* _WHAT IS BEING ASKED_
Reproduce the material in full, exactly as written.

* _DATASET_
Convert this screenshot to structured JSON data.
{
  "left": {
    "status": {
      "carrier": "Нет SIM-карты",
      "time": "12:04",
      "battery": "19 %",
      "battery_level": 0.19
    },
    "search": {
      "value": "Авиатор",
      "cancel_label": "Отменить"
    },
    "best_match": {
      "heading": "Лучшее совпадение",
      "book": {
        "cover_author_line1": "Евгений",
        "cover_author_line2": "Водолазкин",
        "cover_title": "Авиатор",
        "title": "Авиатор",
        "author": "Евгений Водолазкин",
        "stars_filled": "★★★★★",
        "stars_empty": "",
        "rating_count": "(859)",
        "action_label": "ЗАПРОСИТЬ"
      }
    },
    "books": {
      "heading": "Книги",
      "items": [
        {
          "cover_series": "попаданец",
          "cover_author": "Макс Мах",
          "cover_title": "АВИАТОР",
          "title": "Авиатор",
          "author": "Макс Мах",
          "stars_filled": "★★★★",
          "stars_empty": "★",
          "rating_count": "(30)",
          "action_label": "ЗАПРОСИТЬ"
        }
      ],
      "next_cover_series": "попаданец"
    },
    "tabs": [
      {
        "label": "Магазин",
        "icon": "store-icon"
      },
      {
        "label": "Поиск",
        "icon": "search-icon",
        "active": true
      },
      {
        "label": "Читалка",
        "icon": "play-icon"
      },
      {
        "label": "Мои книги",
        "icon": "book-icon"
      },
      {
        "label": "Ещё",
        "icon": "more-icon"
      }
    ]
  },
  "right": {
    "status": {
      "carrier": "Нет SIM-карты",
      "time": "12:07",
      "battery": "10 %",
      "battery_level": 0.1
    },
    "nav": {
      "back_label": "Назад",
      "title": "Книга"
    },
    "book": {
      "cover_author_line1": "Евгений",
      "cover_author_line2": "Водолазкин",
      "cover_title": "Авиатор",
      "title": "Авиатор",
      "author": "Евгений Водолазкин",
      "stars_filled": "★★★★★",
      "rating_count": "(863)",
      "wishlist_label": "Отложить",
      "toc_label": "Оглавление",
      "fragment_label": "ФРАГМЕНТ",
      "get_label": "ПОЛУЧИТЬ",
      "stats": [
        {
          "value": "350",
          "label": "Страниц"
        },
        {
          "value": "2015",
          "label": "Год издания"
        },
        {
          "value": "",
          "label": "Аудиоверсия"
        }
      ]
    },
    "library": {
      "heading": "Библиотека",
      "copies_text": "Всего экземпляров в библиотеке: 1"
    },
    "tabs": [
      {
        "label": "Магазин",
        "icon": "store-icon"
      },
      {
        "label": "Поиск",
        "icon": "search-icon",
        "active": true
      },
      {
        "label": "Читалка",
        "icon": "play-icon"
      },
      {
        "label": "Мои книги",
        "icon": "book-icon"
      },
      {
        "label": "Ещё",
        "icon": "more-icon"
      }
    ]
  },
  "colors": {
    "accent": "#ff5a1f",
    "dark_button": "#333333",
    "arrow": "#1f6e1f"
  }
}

* _RESPONSE BELOW_
Convert this screenshot to structured JSON data.
{
  "left": {
    "status": {
      "carrier": "Нет SIM-карты",
      "time": "12:04",
      "battery": "19 %",
      "battery_level": 0.19
    },
    "search": {
      "value": "Авиатор",
      "cancel_label": "Отменить"
    },
    "best_match": {
      "heading": "Лучшее совпадение",
      "book": {
        "cover_author_line1": "Евгений",
        "cover_author_line2": "Водолазкин",
        "cover_title": "Авиатор",
        "title": "Авиатор",
        "author": "Евгений Водолазкин",
        "stars_filled": "★★★★★",
        "stars_empty": "",
        "rating_count": "(859)",
        "action_label": "ЗАПРОСИТЬ"
      }
    },
    "books": {
      "heading": "Книги",
      "items": [
        {
          "cover_series": "попаданец",
          "cover_author": "Макс Мах",
          "cover_title": "АВИАТОР",
          "title": "Авиатор",
          "author": "Макс Мах",
          "stars_filled": "★★★★",
          "stars_empty": "★",
          "rating_count": "(30)",
          "action_label": "ЗАПРОСИТЬ"
        }
      ],
      "next_cover_series": "попаданец"
    },
    "tabs": [
      {
        "label": "Магазин",
        "icon": "store-icon"
      },
      {
        "label": "Поиск",
        "icon": "search-icon",
        "active": true
      },
      {
        "label": "Читалка",
        "icon": "play-icon"
      },
      {
        "label": "Мои книги",
        "icon": "book-icon"
      },
      {
        "label": "Ещё",
        "icon": "more-icon"
      }
    ]
  },
  "right": {
    "status": {
      "carrier": "Нет SIM-карты",
      "time": "12:07",
      "battery": "10 %",
      "battery_level": 0.1
    },
    "nav": {
      "back_label": "Назад",
      "title": "Книга"
    },
    "book": {
      "cover_author_line1": "Евгений",
      "cover_author_line2": "Водолазкин",
      "cover_title": "Авиатор",
      "title": "Авиатор",
      "author": "Евгений Водолазкин",
      "stars_filled": "★★★★★",
      "rating_count": "(863)",
      "wishlist_label": "Отложить",
      "toc_label": "Оглавление",
      "fragment_label": "ФРАГМЕНТ",
      "get_label": "ПОЛУЧИТЬ",
      "stats": [
        {
          "value": "350",
          "label": "Страниц"
        },
        {
          "value": "2015",
          "label": "Год издания"
        },
        {
          "value": "",
          "label": "Аудиоверсия"
        }
      ]
    },
    "library": {
      "heading": "Библиотека",
      "copies_text": "Всего экземпляров в библиотеке: 1"
    },
    "tabs": [
      {
        "label": "Магазин",
        "icon": "store-icon"
      },
      {
        "label": "Поиск",
        "icon": "search-icon",
        "active": true
      },
      {
        "label": "Читалка",
        "icon": "play-icon"
      },
      {
        "label": "Мои книги",
        "icon": "book-icon"
      },
      {
        "label": "Ещё",
        "icon": "more-icon"
      }
    ]
  },
  "colors": {
    "accent": "#ff5a1f",
    "dark_button": "#333333",
    "arrow": "#1f6e1f"
  }
}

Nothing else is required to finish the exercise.